◆ Exercise goal: Pick out each line containing the string "CLOSE".

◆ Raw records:
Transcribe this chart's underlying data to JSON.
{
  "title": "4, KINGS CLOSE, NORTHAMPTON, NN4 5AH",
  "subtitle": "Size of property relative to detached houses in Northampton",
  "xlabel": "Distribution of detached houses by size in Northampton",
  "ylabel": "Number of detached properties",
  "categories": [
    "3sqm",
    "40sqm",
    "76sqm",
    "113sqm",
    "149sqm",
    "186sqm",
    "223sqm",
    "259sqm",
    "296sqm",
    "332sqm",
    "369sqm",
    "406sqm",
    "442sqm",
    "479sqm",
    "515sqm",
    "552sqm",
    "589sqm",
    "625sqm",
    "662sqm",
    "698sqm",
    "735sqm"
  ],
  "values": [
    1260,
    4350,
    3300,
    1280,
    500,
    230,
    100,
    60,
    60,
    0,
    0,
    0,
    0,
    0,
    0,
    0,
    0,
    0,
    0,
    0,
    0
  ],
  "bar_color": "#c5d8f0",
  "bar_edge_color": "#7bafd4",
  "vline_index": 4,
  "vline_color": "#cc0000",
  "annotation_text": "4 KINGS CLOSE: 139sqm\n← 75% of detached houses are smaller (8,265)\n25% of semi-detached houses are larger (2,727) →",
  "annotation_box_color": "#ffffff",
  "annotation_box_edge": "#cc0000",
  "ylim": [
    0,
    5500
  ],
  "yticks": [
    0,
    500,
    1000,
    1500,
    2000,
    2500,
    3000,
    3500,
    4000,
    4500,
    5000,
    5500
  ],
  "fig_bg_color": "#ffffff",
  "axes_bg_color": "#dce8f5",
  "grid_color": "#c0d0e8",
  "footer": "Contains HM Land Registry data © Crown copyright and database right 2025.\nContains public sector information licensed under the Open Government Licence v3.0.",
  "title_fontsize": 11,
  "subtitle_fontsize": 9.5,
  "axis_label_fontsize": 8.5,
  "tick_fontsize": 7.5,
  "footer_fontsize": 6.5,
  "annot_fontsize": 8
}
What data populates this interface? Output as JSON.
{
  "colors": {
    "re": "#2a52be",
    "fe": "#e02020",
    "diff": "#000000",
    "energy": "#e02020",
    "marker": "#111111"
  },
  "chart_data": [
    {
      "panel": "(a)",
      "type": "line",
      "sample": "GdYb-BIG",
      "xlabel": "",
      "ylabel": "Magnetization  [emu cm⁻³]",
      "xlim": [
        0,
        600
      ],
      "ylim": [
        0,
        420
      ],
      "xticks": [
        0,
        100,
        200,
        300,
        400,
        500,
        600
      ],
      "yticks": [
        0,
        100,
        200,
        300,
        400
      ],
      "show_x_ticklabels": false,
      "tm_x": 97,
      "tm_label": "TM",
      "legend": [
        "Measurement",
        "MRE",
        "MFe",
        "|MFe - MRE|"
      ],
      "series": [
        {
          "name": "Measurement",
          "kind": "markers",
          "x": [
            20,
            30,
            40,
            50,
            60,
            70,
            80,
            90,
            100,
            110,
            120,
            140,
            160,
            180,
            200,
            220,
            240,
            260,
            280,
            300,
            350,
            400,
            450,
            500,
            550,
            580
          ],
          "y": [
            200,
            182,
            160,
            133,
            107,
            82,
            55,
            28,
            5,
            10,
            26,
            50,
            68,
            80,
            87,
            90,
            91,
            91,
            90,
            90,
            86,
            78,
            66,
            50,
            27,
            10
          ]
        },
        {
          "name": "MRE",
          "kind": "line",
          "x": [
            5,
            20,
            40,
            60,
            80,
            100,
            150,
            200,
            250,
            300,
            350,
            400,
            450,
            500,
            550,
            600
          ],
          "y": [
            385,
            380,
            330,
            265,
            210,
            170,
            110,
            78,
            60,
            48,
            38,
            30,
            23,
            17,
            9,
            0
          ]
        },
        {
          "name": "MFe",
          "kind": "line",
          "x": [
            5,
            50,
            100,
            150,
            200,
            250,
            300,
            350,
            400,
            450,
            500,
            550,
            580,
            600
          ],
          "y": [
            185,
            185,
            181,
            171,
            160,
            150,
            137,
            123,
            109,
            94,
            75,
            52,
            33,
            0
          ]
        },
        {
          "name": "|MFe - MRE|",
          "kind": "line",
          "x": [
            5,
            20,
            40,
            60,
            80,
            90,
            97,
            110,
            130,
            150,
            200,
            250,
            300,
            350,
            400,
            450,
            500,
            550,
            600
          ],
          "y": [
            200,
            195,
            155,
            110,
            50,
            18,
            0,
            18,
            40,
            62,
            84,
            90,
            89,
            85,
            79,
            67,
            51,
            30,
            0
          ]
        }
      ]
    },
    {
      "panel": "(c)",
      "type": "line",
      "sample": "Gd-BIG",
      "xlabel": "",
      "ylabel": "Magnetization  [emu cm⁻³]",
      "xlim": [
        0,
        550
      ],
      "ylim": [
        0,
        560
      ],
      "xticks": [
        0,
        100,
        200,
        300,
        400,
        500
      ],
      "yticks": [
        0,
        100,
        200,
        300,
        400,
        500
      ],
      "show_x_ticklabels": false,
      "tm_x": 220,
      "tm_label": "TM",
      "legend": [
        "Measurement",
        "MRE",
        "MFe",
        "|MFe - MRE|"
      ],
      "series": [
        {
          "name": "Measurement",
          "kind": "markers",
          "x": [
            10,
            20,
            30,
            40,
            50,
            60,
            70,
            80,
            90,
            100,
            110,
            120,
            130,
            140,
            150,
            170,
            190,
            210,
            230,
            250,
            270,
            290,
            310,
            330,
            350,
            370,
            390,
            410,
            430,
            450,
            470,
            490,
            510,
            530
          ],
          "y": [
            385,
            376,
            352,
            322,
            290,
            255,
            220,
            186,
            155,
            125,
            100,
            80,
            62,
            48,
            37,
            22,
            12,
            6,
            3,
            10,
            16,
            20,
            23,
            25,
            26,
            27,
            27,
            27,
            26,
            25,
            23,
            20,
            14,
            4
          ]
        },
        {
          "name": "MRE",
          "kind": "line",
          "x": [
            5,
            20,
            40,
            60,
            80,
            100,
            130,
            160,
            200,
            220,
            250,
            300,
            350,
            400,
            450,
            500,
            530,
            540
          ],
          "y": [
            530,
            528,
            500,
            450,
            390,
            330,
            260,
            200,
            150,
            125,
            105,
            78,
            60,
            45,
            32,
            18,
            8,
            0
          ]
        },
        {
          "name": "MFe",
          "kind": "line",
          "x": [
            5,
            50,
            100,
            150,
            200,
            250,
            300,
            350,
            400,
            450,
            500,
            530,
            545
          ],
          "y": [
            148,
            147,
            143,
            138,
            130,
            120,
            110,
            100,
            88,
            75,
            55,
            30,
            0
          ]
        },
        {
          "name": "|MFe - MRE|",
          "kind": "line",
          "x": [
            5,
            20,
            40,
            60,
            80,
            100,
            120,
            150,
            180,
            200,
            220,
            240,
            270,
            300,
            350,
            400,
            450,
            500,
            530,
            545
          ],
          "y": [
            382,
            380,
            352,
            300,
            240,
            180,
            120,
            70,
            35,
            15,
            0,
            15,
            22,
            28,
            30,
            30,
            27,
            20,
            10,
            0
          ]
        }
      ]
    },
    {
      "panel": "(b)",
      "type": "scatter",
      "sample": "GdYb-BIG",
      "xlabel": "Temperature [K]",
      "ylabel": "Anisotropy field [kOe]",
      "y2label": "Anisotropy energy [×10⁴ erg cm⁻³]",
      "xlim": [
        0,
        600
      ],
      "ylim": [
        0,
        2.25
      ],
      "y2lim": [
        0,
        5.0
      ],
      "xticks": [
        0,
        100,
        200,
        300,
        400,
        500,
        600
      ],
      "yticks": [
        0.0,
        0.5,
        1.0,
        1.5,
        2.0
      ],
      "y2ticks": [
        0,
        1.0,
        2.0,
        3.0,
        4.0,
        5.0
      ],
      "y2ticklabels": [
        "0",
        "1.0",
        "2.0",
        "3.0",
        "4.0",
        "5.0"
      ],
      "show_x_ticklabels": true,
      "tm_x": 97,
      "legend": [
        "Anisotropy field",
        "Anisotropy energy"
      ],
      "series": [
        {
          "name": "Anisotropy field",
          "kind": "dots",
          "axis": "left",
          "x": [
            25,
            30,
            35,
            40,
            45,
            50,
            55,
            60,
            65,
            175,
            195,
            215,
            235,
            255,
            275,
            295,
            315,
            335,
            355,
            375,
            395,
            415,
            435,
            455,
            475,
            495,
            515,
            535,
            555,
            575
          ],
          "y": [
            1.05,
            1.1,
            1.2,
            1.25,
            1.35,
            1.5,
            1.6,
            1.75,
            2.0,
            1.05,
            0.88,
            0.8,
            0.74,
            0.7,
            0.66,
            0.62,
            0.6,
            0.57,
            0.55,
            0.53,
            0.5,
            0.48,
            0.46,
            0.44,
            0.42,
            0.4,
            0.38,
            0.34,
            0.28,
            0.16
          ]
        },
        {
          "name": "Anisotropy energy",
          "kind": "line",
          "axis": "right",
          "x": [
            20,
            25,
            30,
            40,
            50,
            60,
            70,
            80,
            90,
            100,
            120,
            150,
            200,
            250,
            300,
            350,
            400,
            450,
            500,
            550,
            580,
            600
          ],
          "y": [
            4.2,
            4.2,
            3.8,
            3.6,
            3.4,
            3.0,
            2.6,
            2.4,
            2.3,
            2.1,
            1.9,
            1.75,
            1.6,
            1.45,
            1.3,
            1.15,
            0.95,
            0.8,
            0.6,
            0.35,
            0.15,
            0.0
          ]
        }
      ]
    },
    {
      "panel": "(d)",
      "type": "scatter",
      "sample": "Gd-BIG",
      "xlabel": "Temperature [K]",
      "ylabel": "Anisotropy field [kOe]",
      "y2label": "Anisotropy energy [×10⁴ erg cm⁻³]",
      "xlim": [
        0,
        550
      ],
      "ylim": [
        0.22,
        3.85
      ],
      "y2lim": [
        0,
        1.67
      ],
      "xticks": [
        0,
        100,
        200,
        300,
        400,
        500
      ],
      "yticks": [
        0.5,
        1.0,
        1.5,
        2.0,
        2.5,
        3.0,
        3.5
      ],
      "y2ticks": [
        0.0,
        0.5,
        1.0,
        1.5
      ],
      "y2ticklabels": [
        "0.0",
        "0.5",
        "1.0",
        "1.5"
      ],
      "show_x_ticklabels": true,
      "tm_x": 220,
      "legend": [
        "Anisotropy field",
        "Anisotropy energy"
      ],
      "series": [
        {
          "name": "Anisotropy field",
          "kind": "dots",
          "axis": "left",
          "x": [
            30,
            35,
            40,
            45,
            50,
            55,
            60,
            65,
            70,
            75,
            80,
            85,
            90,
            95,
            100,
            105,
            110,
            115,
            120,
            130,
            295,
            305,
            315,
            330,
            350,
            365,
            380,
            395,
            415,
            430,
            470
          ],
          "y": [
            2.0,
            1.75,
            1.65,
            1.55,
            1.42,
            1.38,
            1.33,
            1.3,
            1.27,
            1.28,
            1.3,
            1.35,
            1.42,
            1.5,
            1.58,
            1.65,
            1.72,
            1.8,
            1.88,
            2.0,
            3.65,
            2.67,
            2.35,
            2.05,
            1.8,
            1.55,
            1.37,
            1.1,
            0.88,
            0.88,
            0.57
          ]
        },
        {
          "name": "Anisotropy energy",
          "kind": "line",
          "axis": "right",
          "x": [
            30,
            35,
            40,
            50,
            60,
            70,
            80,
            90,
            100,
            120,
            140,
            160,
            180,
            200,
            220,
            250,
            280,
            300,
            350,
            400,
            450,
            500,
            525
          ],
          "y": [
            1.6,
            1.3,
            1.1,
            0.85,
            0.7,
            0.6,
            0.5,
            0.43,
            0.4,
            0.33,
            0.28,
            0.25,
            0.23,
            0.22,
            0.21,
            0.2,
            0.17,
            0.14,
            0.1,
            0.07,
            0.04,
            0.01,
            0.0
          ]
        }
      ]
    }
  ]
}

◆ Correct response:
  "title": "4, KINGS CLOSE, NORTHAMPTON, NN4 5AH",
  "annotation_text": "4 KINGS CLOSE: 139sqm\n← 75% of detached houses are smaller (8,265)\n25% of semi-detached houses are larger (2,727) →",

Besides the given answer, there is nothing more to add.